Portion of a data file

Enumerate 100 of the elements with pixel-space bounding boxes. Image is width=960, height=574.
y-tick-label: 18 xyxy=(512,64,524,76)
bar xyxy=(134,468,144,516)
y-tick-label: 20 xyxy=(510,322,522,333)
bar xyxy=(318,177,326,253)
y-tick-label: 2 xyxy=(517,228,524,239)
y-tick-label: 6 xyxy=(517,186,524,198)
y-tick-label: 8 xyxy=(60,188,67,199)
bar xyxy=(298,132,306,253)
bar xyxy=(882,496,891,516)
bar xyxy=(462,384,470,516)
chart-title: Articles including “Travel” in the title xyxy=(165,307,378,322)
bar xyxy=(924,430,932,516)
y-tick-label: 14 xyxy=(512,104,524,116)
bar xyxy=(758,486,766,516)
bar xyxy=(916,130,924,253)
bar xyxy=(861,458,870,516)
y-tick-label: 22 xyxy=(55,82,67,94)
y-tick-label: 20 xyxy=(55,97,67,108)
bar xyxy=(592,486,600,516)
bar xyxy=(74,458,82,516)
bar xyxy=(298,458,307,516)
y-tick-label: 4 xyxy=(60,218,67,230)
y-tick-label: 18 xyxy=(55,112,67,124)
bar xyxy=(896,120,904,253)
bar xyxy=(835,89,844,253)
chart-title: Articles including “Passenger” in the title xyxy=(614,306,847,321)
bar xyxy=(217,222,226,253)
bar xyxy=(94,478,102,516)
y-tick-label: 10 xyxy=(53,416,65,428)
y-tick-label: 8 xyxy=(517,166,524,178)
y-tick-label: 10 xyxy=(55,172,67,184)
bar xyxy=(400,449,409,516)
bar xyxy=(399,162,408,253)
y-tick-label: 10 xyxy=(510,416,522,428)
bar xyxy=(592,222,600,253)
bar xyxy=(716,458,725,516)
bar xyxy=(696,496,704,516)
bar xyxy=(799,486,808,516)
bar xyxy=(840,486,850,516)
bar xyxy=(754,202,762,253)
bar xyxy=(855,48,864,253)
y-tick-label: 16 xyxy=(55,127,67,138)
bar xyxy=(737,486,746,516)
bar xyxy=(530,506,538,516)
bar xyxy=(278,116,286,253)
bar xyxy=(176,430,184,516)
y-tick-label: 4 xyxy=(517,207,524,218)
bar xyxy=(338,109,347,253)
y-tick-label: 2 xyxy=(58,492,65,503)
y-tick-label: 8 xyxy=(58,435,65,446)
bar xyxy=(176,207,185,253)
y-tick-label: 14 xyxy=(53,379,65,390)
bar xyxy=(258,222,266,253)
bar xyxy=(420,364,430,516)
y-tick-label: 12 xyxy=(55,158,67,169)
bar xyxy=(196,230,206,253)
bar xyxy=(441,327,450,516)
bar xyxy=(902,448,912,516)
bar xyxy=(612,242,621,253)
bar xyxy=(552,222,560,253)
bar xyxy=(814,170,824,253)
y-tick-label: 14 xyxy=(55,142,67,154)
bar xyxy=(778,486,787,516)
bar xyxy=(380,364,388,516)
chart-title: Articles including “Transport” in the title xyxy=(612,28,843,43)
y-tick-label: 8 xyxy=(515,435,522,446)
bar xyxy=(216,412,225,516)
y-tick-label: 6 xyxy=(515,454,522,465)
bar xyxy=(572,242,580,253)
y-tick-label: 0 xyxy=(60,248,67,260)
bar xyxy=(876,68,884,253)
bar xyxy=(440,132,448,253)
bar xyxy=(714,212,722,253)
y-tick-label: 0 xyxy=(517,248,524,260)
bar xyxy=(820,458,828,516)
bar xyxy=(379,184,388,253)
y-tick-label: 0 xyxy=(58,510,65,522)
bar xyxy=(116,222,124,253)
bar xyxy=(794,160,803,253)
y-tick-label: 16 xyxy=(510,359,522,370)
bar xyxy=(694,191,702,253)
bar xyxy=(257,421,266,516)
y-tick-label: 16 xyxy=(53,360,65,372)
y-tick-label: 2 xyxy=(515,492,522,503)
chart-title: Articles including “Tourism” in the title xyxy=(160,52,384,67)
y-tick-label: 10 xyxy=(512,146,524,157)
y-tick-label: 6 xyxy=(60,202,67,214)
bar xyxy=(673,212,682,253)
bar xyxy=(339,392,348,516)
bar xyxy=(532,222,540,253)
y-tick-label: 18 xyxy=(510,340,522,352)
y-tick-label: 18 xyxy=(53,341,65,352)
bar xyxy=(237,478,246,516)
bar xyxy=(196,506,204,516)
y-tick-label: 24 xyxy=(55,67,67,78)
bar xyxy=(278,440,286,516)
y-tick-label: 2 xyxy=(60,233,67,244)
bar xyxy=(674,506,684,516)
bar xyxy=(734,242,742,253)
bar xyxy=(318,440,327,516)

## [SHORT PROBLEM]
Transcribe every line of the records above, reproducing each one without any change.

## [SOLVED PROBLEM]
Enumerate 100 of the elements with pixel-space bounding boxes. Image is width=960, height=574.
y-tick-label: 18 xyxy=(512,64,524,76)
bar xyxy=(134,468,144,516)
y-tick-label: 20 xyxy=(510,322,522,333)
bar xyxy=(318,177,326,253)
y-tick-label: 2 xyxy=(517,228,524,239)
y-tick-label: 6 xyxy=(517,186,524,198)
y-tick-label: 8 xyxy=(60,188,67,199)
bar xyxy=(298,132,306,253)
bar xyxy=(882,496,891,516)
bar xyxy=(462,384,470,516)
chart-title: Articles including “Travel” in the title xyxy=(165,307,378,322)
bar xyxy=(924,430,932,516)
y-tick-label: 14 xyxy=(512,104,524,116)
bar xyxy=(758,486,766,516)
bar xyxy=(916,130,924,253)
bar xyxy=(861,458,870,516)
y-tick-label: 22 xyxy=(55,82,67,94)
y-tick-label: 20 xyxy=(55,97,67,108)
bar xyxy=(592,486,600,516)
bar xyxy=(74,458,82,516)
bar xyxy=(298,458,307,516)
y-tick-label: 4 xyxy=(60,218,67,230)
y-tick-label: 18 xyxy=(55,112,67,124)
bar xyxy=(896,120,904,253)
bar xyxy=(835,89,844,253)
chart-title: Articles including “Passenger” in the title xyxy=(614,306,847,321)
bar xyxy=(217,222,226,253)
bar xyxy=(94,478,102,516)
y-tick-label: 10 xyxy=(53,416,65,428)
y-tick-label: 8 xyxy=(517,166,524,178)
y-tick-label: 10 xyxy=(55,172,67,184)
bar xyxy=(400,449,409,516)
bar xyxy=(399,162,408,253)
y-tick-label: 10 xyxy=(510,416,522,428)
bar xyxy=(592,222,600,253)
bar xyxy=(716,458,725,516)
bar xyxy=(696,496,704,516)
bar xyxy=(799,486,808,516)
bar xyxy=(840,486,850,516)
bar xyxy=(754,202,762,253)
bar xyxy=(855,48,864,253)
y-tick-label: 16 xyxy=(55,127,67,138)
bar xyxy=(737,486,746,516)
bar xyxy=(530,506,538,516)
bar xyxy=(278,116,286,253)
bar xyxy=(176,430,184,516)
y-tick-label: 4 xyxy=(517,207,524,218)
bar xyxy=(338,109,347,253)
y-tick-label: 2 xyxy=(58,492,65,503)
y-tick-label: 8 xyxy=(58,435,65,446)
bar xyxy=(176,207,185,253)
y-tick-label: 14 xyxy=(53,379,65,390)
bar xyxy=(258,222,266,253)
bar xyxy=(420,364,430,516)
y-tick-label: 12 xyxy=(55,158,67,169)
bar xyxy=(196,230,206,253)
bar xyxy=(441,327,450,516)
bar xyxy=(902,448,912,516)
bar xyxy=(612,242,621,253)
bar xyxy=(552,222,560,253)
bar xyxy=(814,170,824,253)
y-tick-label: 14 xyxy=(55,142,67,154)
bar xyxy=(778,486,787,516)
bar xyxy=(380,364,388,516)
chart-title: Articles including “Transport” in the title xyxy=(612,28,843,43)
y-tick-label: 8 xyxy=(515,435,522,446)
bar xyxy=(216,412,225,516)
y-tick-label: 6 xyxy=(515,454,522,465)
bar xyxy=(572,242,580,253)
y-tick-label: 0 xyxy=(60,248,67,260)
bar xyxy=(876,68,884,253)
bar xyxy=(440,132,448,253)
bar xyxy=(714,212,722,253)
y-tick-label: 0 xyxy=(517,248,524,260)
bar xyxy=(820,458,828,516)
bar xyxy=(379,184,388,253)
y-tick-label: 0 xyxy=(58,510,65,522)
bar xyxy=(116,222,124,253)
bar xyxy=(794,160,803,253)
y-tick-label: 16 xyxy=(510,359,522,370)
bar xyxy=(694,191,702,253)
bar xyxy=(257,421,266,516)
y-tick-label: 16 xyxy=(53,360,65,372)
y-tick-label: 2 xyxy=(515,492,522,503)
chart-title: Articles including “Tourism” in the title xyxy=(160,52,384,67)
y-tick-label: 10 xyxy=(512,146,524,157)
y-tick-label: 6 xyxy=(60,202,67,214)
bar xyxy=(673,212,682,253)
bar xyxy=(339,392,348,516)
bar xyxy=(532,222,540,253)
y-tick-label: 18 xyxy=(510,340,522,352)
y-tick-label: 18 xyxy=(53,341,65,352)
bar xyxy=(237,478,246,516)
bar xyxy=(196,506,204,516)
y-tick-label: 24 xyxy=(55,67,67,78)
bar xyxy=(278,440,286,516)
y-tick-label: 2 xyxy=(60,233,67,244)
bar xyxy=(674,506,684,516)
bar xyxy=(734,242,742,253)
bar xyxy=(318,440,327,516)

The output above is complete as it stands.